>> Start Entries supplied

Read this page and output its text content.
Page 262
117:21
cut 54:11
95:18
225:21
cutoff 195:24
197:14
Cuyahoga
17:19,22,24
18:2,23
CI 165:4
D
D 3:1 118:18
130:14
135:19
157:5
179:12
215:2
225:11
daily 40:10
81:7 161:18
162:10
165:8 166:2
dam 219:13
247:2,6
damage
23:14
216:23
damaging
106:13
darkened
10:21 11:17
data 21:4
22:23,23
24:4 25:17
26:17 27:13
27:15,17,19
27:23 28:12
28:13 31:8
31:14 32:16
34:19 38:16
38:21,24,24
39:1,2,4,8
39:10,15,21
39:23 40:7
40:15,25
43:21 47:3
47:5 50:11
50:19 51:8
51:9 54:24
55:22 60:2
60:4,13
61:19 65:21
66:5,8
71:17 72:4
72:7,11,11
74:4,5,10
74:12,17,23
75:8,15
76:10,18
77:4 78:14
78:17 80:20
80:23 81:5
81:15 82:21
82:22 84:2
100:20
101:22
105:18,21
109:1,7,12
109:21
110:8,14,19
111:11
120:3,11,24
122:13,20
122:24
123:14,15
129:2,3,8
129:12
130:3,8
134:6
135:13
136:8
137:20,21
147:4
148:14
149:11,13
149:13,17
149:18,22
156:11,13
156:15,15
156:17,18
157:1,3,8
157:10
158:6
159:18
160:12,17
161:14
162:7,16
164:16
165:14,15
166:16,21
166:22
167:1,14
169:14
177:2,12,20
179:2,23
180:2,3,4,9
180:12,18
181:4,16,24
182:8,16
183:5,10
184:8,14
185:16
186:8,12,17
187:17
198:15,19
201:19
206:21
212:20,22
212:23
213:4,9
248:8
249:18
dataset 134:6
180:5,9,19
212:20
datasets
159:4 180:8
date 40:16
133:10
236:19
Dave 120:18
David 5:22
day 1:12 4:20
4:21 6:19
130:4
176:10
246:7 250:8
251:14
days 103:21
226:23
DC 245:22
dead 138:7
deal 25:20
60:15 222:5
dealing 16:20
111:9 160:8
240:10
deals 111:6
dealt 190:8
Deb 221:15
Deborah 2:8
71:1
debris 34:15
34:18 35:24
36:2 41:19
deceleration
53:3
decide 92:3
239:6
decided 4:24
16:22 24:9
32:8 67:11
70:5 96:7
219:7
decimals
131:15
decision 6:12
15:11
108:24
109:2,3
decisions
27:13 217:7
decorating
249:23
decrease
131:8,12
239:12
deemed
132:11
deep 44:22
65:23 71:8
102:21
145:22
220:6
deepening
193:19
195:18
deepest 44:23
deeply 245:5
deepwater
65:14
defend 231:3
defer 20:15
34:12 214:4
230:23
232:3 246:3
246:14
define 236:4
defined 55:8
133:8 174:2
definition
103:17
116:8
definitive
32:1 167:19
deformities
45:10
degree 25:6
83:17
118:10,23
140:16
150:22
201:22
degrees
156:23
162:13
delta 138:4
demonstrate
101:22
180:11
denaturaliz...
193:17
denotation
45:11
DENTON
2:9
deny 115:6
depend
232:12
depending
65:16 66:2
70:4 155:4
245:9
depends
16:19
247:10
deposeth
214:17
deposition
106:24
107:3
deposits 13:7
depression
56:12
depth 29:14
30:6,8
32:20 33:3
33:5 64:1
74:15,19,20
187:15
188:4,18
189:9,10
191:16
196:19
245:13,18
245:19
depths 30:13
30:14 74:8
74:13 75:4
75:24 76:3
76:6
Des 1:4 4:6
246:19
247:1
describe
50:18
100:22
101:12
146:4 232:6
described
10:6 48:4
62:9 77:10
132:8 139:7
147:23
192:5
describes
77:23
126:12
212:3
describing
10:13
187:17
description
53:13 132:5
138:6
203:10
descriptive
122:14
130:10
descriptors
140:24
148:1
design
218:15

>> End Entries supplied

Your instructions: Write out the listing once more, matching it exactly.

The output:
Read this page and output its text content.
Page 262
117:21
cut 54:11
95:18
225:21
cutoff 195:24
197:14
Cuyahoga
17:19,22,24
18:2,23
CI 165:4
D
D 3:1 118:18
130:14
135:19
157:5
179:12
215:2
225:11
daily 40:10
81:7 161:18
162:10
165:8 166:2
dam 219:13
247:2,6
damage
23:14
216:23
damaging
106:13
darkened
10:21 11:17
data 21:4
22:23,23
24:4 25:17
26:17 27:13
27:15,17,19
27:23 28:12
28:13 31:8
31:14 32:16
34:19 38:16
38:21,24,24
39:1,2,4,8
39:10,15,21
39:23 40:7
40:15,25
43:21 47:3
47:5 50:11
50:19 51:8
51:9 54:24
55:22 60:2
60:4,13
61:19 65:21
66:5,8
71:17 72:4
72:7,11,11
74:4,5,10
74:12,17,23
75:8,15
76:10,18
77:4 78:14
78:17 80:20
80:23 81:5
81:15 82:21
82:22 84:2
100:20
101:22
105:18,21
109:1,7,12
109:21
110:8,14,19
111:11
120:3,11,24
122:13,20
122:24
123:14,15
129:2,3,8
129:12
130:3,8
134:6
135:13
136:8
137:20,21
147:4
148:14
149:11,13
149:13,17
149:18,22
156:11,13
156:15,15
156:17,18
157:1,3,8
157:10
158:6
159:18
160:12,17
161:14
162:7,16
164:16
165:14,15
166:16,21
166:22
167:1,14
169:14
177:2,12,20
179:2,23
180:2,3,4,9
180:12,18
181:4,16,24
182:8,16
183:5,10
184:8,14
185:16
186:8,12,17
187:17
198:15,19
201:19
206:21
212:20,22
212:23
213:4,9
248:8
249:18
dataset 134:6
180:5,9,19
212:20
datasets
159:4 180:8
date 40:16
133:10
236:19
Dave 120:18
David 5:22
day 1:12 4:20
4:21 6:19
130:4
176:10
246:7 250:8
251:14
days 103:21
226:23
DC 245:22
dead 138:7
deal 25:20
60:15 222:5
dealing 16:20
111:9 160:8
240:10
deals 111:6
dealt 190:8
Deb 221:15
Deborah 2:8
71:1
debris 34:15
34:18 35:24
36:2 41:19
deceleration
53:3
decide 92:3
239:6
decided 4:24
16:22 24:9
32:8 67:11
70:5 96:7
219:7
decimals
131:15
decision 6:12
15:11
108:24
109:2,3
decisions
27:13 217:7
decorating
249:23
decrease
131:8,12
239:12
deemed
132:11
deep 44:22
65:23 71:8
102:21
145:22
220:6
deepening
193:19
195:18
deepest 44:23
deeply 245:5
deepwater
65:14
defend 231:3
defer 20:15
34:12 214:4
230:23
232:3 246:3
246:14
define 236:4
defined 55:8
133:8 174:2
definition
103:17
116:8
definitive
32:1 167:19
deformities
45:10
degree 25:6
83:17
118:10,23
140:16
150:22
201:22
degrees
156:23
162:13
delta 138:4
demonstrate
101:22
180:11
denaturaliz...
193:17
denotation
45:11
DENTON
2:9
deny 115:6
depend
232:12
depending
65:16 66:2
70:4 155:4
245:9
depends
16:19
247:10
deposeth
214:17
deposition
106:24
107:3
deposits 13:7
depression
56:12
depth 29:14
30:6,8
32:20 33:3
33:5 64:1
74:15,19,20
187:15
188:4,18
189:9,10
191:16
196:19
245:13,18
245:19
depths 30:13
30:14 74:8
74:13 75:4
75:24 76:3
76:6
Des 1:4 4:6
246:19
247:1
describe
50:18
100:22
101:12
146:4 232:6
described
10:6 48:4
62:9 77:10
132:8 139:7
147:23
192:5
describes
77:23
126:12
212:3
describing
10:13
187:17
description
53:13 132:5
138:6
203:10
descriptive
122:14
130:10
descriptors
140:24
148:1
design
218:15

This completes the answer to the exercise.